◆ Challenge 1
In the running blog post, what pace is given for the 10k run?
◆ Challenge 2
Repeat the stretch of the running blog post from "Today was a" through "to Douglas Adams.".
◆ Challenge 3
Go on with the running blog post from the point at which it stops.

What's a girl to do?

Update: Screwed my courage or whatever the saying is, and went for the run like I knew I should. Now I'm doubly happy: I ran, it felt great, it was short (4k) but fast (9:57 pace - under 10:00, yay!) - and it actually made my feet feel a lot better than they did before! Must be the running shoes. Why oh why can't fancy shoes feel as good as my beautiful Nikes?

Saturday, February 04, 2006

Hitchhiking to 10k

Today was a momentous day: I finally ran 10k! It was slow (about 11:02 pace), but felt SO good. For this sense of euphoria, I am graciously indebted to Douglas Adams.

[Region boundary data]
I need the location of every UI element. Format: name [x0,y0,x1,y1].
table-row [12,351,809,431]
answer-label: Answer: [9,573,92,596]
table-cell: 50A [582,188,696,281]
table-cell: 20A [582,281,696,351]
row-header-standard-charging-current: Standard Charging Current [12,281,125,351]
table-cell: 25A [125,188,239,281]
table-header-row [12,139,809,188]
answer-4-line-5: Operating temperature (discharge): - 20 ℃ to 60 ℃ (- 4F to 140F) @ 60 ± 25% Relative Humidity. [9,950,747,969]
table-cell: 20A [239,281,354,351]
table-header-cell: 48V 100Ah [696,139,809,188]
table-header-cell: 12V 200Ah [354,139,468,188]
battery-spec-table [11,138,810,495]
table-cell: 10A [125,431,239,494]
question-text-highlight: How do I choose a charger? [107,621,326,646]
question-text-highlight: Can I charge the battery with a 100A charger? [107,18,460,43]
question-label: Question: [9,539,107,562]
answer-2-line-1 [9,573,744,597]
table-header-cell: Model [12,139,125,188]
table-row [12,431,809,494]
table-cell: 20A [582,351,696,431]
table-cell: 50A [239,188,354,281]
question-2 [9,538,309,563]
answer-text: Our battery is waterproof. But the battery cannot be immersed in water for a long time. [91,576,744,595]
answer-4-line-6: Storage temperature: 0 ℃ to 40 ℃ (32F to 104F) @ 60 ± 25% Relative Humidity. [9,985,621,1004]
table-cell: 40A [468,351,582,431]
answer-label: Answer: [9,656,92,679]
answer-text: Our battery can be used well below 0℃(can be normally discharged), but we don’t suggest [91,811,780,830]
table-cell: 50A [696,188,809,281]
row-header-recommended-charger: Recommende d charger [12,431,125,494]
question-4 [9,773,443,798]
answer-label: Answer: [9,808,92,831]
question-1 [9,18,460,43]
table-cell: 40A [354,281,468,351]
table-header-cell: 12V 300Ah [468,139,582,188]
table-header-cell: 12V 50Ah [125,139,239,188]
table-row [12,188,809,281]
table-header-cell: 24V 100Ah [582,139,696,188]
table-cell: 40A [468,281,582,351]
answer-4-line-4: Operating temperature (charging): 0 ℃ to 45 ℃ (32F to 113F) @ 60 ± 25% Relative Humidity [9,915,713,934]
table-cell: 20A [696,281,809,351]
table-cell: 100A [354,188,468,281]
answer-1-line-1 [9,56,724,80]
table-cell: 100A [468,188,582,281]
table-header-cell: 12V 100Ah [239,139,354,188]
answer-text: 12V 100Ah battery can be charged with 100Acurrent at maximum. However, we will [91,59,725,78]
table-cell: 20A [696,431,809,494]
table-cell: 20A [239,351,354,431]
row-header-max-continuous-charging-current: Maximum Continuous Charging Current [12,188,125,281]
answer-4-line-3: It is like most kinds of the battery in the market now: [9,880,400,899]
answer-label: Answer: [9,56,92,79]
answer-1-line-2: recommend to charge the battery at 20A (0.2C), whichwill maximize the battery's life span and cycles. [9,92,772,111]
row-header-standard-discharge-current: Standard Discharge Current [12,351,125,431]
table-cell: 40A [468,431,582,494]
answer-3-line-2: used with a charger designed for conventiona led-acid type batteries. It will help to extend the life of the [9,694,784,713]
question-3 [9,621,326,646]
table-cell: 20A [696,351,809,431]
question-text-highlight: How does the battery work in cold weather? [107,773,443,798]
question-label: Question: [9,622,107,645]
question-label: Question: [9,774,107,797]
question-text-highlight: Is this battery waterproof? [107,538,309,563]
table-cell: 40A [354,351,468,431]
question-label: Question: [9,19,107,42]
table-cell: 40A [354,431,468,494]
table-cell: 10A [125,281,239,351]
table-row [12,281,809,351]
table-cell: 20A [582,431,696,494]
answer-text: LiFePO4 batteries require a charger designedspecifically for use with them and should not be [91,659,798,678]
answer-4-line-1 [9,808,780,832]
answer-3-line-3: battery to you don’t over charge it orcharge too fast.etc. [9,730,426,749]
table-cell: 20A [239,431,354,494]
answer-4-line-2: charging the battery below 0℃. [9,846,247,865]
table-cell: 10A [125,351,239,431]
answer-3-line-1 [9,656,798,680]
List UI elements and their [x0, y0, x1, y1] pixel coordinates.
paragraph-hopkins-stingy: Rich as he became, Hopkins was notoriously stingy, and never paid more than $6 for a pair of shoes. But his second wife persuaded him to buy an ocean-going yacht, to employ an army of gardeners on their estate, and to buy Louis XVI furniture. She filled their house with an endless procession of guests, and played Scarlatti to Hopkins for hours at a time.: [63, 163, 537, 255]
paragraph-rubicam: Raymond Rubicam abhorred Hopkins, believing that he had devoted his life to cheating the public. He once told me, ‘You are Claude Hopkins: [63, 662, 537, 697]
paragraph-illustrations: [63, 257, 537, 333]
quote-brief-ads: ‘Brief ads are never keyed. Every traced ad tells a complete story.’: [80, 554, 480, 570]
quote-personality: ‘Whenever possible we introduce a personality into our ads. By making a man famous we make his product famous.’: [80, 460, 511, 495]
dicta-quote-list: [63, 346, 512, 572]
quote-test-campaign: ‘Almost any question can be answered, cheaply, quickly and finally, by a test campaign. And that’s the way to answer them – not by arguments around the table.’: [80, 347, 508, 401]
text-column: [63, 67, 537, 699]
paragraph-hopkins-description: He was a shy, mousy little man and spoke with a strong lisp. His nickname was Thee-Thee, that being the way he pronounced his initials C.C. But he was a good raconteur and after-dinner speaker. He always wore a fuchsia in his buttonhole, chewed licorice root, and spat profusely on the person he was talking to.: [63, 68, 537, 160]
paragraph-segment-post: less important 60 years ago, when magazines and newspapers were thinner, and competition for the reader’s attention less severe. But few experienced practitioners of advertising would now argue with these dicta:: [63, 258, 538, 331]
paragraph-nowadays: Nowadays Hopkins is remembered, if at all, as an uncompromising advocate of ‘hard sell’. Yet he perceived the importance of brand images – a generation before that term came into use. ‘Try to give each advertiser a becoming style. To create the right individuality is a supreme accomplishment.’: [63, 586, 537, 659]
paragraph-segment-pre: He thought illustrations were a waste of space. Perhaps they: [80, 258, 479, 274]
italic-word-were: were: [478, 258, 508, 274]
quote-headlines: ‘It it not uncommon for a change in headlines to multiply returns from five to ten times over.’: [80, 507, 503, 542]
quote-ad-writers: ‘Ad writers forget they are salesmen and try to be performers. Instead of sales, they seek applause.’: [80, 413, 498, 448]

◆ Exercise answer 1
About 11:02 pace.

◆ Exercise answer 2
Today was a momentous day: I finally ran 10k! It was slow (about 11:02 pace), but felt SO good. For this sense of euphoria, I am graciously indebted to Douglas Adams.

◆ Exercise answer 3
I was searching for some really motivational music to put on my mp3 player for what I knew was going to be a long run, when I remembered a Runner's World article about listening to books while running. A friend recently gave me a copy of the "Hitchhiker's Guide to the Galaxy" BBC radio series - it's about 12 hours long so I figured it would tide me through 10k - so I put that on the player instead and away I ran. It was amazing! Time just flies when you're concentrating on a story rather than on being tired and cranky. Plus, Hitchhiker's is HILARIOUS. I swear, the only "downside" was that everyone in the gym must have thought I was slightly nuts because I was randomly grinning and giggling as I looped around and around the track! But hey, I bet none of them were having as much fun as I was.